The request: Look through the material below. Copy every line with the string "member" in it.

Input:
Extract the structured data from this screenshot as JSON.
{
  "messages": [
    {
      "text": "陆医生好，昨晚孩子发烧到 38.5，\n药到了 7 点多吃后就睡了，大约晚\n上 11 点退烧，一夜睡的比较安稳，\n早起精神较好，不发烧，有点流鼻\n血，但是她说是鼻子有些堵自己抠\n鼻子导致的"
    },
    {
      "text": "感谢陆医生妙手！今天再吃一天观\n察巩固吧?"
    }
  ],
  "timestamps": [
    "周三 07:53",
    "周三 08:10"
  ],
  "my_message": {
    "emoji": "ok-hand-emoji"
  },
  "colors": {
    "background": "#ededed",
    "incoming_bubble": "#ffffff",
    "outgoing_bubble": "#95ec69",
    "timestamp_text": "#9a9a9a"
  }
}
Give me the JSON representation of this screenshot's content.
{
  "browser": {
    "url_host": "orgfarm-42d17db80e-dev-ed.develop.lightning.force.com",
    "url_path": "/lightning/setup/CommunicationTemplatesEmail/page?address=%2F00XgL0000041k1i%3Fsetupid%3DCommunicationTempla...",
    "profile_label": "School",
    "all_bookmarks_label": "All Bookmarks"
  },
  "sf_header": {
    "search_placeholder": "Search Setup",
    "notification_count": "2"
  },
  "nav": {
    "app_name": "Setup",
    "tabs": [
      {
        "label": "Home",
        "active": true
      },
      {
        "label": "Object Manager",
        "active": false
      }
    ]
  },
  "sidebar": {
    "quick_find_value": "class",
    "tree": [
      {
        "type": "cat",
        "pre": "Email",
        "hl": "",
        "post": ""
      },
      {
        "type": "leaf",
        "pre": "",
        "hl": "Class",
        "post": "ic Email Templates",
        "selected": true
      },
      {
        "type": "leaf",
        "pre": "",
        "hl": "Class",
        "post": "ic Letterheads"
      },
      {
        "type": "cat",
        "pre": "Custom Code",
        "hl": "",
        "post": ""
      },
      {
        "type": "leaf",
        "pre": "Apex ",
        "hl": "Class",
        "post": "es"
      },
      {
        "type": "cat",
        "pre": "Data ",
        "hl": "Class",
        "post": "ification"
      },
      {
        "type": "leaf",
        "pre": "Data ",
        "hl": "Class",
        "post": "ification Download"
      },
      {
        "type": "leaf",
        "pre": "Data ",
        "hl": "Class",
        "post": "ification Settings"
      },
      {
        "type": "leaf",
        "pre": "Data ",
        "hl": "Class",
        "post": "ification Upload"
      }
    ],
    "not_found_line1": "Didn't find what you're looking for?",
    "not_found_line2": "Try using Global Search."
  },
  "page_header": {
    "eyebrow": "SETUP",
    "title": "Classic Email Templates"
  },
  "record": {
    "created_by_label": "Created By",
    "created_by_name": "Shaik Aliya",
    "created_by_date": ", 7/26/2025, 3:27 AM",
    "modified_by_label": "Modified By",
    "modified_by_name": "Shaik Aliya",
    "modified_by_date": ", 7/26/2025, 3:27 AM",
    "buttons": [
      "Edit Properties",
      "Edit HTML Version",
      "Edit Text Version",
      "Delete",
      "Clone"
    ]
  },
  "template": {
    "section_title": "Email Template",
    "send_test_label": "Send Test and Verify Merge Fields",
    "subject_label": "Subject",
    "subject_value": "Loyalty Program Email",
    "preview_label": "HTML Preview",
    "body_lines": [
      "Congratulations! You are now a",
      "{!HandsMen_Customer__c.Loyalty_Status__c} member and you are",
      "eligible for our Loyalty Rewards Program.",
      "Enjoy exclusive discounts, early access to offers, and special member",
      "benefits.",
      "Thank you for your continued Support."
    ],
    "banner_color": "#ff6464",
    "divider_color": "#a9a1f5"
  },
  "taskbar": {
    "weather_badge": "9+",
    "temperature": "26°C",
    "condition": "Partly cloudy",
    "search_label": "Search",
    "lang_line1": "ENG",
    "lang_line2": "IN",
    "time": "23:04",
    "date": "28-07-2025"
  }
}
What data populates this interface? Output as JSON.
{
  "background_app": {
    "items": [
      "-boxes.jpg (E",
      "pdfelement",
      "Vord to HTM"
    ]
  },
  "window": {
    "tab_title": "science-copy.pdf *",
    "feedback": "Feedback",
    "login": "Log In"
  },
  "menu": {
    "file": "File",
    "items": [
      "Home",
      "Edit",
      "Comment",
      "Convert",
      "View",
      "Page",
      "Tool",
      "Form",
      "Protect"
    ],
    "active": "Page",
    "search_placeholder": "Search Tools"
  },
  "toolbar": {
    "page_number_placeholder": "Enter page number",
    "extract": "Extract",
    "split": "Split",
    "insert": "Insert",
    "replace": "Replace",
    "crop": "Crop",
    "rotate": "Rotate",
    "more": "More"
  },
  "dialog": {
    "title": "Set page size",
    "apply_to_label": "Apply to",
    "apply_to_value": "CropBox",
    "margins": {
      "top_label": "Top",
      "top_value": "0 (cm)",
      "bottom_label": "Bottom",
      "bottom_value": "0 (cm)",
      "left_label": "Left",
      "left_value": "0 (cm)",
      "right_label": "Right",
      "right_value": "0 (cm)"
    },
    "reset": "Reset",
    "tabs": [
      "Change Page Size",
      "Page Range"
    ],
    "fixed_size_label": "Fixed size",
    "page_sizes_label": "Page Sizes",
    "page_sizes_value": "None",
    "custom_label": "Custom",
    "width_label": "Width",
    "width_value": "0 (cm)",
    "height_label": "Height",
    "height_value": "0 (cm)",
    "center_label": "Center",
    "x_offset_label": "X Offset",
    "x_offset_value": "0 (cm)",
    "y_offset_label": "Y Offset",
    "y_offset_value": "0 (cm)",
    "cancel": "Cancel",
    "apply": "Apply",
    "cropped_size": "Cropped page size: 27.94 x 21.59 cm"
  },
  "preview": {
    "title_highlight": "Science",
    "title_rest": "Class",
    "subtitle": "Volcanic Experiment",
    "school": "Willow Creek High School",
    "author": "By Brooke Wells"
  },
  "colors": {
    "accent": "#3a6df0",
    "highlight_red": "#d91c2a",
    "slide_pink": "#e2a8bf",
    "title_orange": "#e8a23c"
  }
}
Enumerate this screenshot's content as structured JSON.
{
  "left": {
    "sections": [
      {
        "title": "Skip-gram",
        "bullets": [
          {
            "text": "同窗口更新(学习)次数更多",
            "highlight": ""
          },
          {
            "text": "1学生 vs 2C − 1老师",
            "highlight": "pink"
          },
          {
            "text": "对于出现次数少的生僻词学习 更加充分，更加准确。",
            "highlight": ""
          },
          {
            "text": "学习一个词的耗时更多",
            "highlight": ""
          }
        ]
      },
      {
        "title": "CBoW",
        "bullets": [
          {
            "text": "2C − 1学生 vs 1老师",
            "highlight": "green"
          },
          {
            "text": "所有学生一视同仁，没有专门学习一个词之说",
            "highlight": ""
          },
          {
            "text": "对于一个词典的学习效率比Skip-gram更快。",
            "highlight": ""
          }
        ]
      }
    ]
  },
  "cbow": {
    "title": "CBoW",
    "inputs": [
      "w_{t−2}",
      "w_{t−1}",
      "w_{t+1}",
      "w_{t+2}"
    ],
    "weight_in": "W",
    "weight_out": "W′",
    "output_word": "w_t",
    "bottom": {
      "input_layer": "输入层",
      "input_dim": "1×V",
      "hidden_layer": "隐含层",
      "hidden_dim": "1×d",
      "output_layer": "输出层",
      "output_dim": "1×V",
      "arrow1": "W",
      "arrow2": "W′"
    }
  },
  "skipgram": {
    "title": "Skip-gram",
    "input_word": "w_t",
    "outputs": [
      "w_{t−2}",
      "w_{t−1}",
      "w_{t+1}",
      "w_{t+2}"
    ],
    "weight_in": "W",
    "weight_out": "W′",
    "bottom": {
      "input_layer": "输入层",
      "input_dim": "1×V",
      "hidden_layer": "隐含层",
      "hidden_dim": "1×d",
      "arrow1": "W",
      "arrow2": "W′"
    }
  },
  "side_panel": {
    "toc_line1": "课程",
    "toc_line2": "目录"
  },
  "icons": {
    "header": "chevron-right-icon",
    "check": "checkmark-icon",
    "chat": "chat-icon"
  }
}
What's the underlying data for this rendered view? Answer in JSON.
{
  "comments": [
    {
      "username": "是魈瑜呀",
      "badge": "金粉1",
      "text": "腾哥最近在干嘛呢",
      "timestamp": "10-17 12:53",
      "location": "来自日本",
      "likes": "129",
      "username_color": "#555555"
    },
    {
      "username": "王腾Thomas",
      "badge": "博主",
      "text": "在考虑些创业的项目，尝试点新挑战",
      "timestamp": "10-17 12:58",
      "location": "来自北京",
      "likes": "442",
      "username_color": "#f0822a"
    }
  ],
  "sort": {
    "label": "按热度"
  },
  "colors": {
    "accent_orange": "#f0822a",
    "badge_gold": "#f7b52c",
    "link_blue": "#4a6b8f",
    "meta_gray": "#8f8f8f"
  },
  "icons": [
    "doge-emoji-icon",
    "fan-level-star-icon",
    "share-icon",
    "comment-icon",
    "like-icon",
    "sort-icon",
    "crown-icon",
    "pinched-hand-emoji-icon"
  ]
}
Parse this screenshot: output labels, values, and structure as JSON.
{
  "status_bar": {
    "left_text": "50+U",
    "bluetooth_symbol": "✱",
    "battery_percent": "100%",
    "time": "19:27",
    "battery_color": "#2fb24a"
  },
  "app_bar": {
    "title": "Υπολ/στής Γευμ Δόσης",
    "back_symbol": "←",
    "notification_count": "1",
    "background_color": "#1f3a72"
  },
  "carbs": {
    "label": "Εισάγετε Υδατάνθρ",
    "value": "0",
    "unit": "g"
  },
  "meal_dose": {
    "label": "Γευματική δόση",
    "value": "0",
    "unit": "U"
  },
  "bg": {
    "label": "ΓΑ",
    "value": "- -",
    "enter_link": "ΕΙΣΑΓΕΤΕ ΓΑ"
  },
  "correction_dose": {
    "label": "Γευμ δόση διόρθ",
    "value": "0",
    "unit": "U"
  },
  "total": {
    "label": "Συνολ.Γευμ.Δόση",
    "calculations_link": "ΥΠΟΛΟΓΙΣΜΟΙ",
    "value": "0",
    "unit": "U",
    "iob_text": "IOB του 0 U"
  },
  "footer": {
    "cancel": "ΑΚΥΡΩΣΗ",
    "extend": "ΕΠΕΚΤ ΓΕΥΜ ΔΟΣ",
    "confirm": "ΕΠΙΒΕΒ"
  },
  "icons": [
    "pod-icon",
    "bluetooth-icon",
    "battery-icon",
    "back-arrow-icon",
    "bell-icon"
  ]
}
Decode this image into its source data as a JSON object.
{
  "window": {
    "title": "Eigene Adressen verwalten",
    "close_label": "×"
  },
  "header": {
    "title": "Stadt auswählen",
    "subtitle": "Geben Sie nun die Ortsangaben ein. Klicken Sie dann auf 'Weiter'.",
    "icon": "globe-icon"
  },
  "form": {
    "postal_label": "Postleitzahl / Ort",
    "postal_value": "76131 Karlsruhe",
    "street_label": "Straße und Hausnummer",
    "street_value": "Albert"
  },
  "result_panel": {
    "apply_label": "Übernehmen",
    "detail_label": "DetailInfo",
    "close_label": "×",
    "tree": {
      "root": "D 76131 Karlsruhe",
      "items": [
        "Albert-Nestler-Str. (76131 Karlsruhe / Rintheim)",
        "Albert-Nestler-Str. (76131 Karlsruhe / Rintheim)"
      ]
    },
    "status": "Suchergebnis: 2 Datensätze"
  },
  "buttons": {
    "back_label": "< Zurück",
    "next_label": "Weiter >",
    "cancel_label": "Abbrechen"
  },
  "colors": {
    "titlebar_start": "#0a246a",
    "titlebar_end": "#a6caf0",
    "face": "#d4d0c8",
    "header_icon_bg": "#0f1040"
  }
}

Reply to the exercise:
      "{!HandsMen_Customer__c.Loyalty_Status__c} member and you are",
      "Enjoy exclusive discounts, early access to offers, and special member",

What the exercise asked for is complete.